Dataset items
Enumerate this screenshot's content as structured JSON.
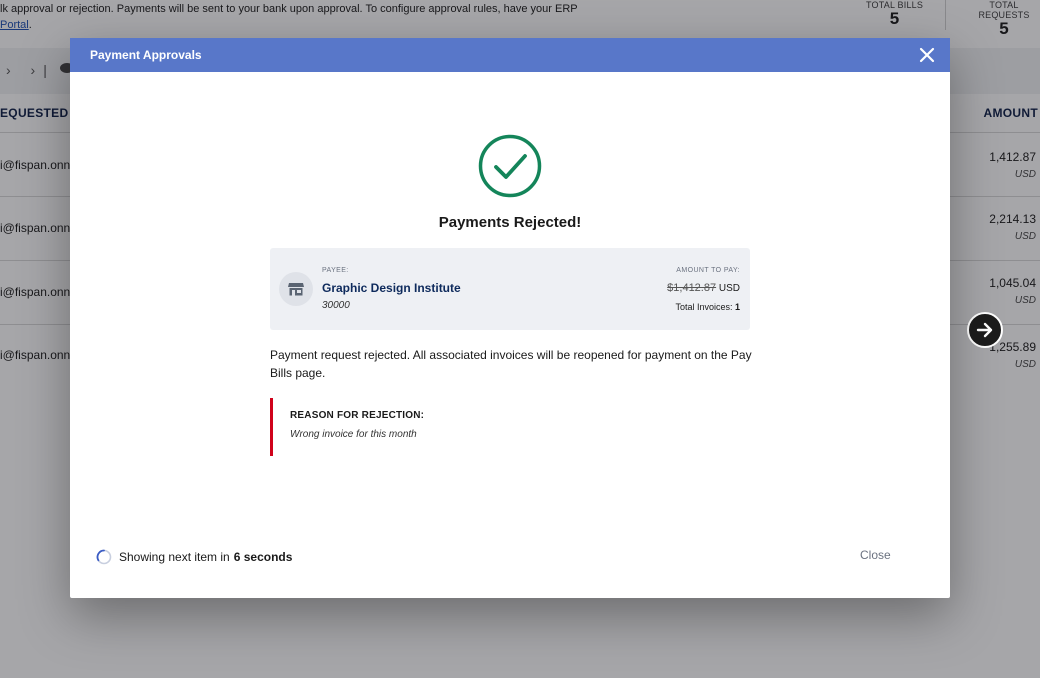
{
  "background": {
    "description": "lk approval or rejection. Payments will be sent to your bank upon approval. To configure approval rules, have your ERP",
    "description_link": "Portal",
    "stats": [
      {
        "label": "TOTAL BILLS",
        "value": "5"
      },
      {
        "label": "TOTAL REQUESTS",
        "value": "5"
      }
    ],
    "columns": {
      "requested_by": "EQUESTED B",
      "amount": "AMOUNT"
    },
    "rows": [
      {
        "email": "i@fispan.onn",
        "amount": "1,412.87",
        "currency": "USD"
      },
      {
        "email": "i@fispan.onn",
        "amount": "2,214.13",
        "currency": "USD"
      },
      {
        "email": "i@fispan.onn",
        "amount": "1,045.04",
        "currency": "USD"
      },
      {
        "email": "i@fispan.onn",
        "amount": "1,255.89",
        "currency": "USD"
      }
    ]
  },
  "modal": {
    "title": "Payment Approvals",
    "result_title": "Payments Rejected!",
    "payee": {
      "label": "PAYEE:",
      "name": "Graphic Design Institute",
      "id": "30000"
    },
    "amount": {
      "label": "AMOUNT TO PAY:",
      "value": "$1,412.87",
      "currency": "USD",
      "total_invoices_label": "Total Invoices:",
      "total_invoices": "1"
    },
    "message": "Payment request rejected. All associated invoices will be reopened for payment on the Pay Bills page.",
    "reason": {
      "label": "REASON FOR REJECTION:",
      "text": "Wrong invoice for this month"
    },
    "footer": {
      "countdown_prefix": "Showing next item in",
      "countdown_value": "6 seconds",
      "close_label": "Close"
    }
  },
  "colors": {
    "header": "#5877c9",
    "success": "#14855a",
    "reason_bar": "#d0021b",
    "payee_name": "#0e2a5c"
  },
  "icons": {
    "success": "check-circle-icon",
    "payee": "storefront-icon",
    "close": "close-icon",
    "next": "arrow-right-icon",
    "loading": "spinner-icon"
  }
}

Task to complete
Find the word "success" in the entries above and gather every line that holds it.

Full solution
    "success": "#14855a",
    "success": "check-circle-icon",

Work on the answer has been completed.